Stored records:
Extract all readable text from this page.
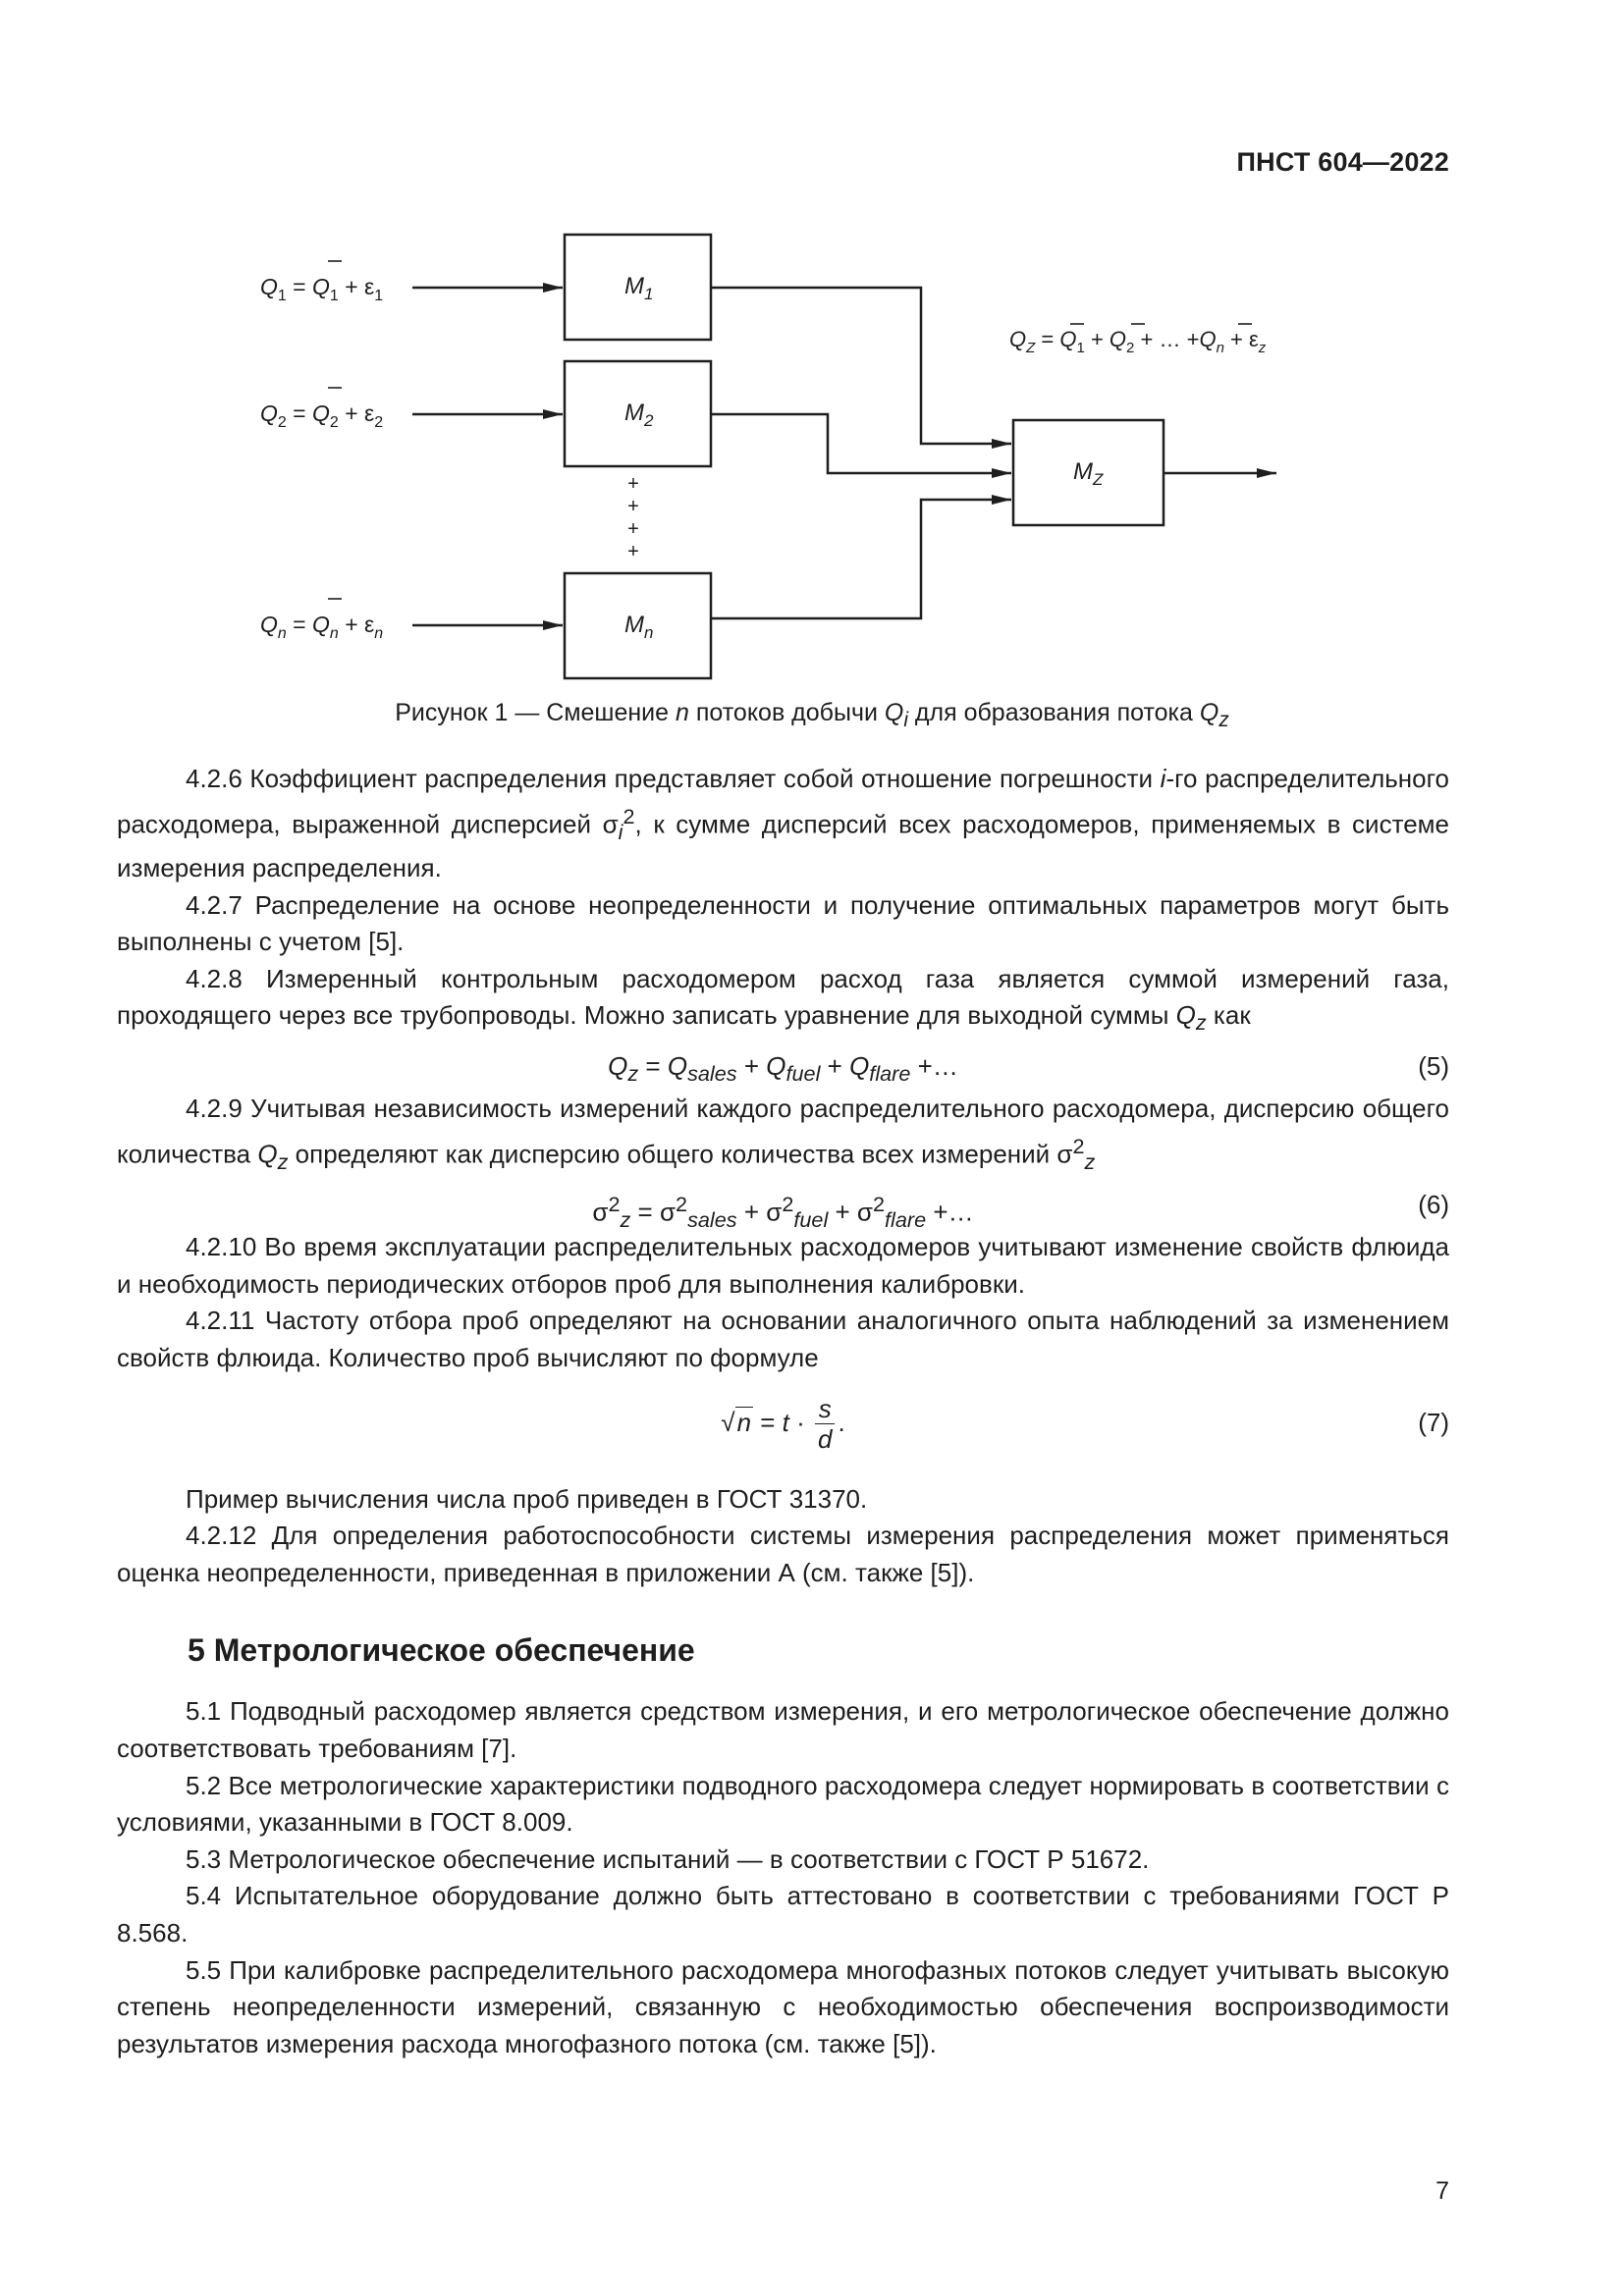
ПНСТ 604—2022
$M_1$
$M_2$
$M_n$
$M_Z$
$Q_1 = Q_1 + \varepsilon_1$
$Q_2 = Q_2 + \varepsilon_2$
$Q_n = Q_n + \varepsilon_n$
+
+
+
+
$Q_Z = Q_1 + Q_2$ + … $+Q_n + \varepsilon_z$
Рисунок 1 — Смешение n потоков добычи $Q_i$ для образования потока $Q_z$

4.2.6 Коэффициент распределения представляет собой отношение погрешности i-го распределительного расходомера, выраженной дисперсией $\sigma_i^2$, к сумме дисперсий всех расходомеров, применяемых в системе измерения распределения.

4.2.7 Распределение на основе неопределенности и получение оптимальных параметров могут быть выполнены с учетом [5].

4.2.8 Измеренный контрольным расходомером расход газа является суммой измерений газа, проходящего через все трубопроводы. Можно записать уравнение для выходной суммы $Q_z$ как

$Q_z = Q_{sales} + Q_{fuel} + Q_{flare}$ +…	(5)

4.2.9 Учитывая независимость измерений каждого распределительного расходомера, дисперсию общего количества $Q_z$ определяют как дисперсию общего количества всех измерений $\sigma^2_z$

$\sigma^2_z = \sigma^2_{sales} + \sigma^2_{fuel} + \sigma^2_{flare}$ +…	(6)

4.2.10 Во время эксплуатации распределительных расходомеров учитывают изменение свойств флюида и необходимость периодических отборов проб для выполнения калибровки.

4.2.11 Частоту отбора проб определяют на основании аналогичного опыта наблюдений за изменением свойств флюида. Количество проб вычисляют по формуле

$√n = t \cdot \frac{s}{d}$ .	(7)

Пример вычисления числа проб приведен в ГОСТ 31370.

4.2.12 Для определения работоспособности системы измерения распределения может применяться оценка неопределенности, приведенная в приложении А (см. также [5]).

5 Метрологическое обеспечение

5.1 Подводный расходомер является средством измерения, и его метрологическое обеспечение должно соответствовать требованиям [7].

5.2 Все метрологические характеристики подводного расходомера следует нормировать в соответствии с условиями, указанными в ГОСТ 8.009.

5.3 Метрологическое обеспечение испытаний — в соответствии с ГОСТ Р 51672.

5.4 Испытательное оборудование должно быть аттестовано в соответствии с требованиями ГОСТ Р 8.568.

5.5 При калибровке распределительного расходомера многофазных потоков следует учитывать высокую степень неопределенности измерений, связанную с необходимостью обеспечения воспроизводимости результатов измерения расхода многофазного потока (см. также [5]).

7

• **TASK REQUIREMENTS**
Find the lines of the material that hold the word "также" and report their count alone.

• **ANSWER TO THIS EXERCISE**
2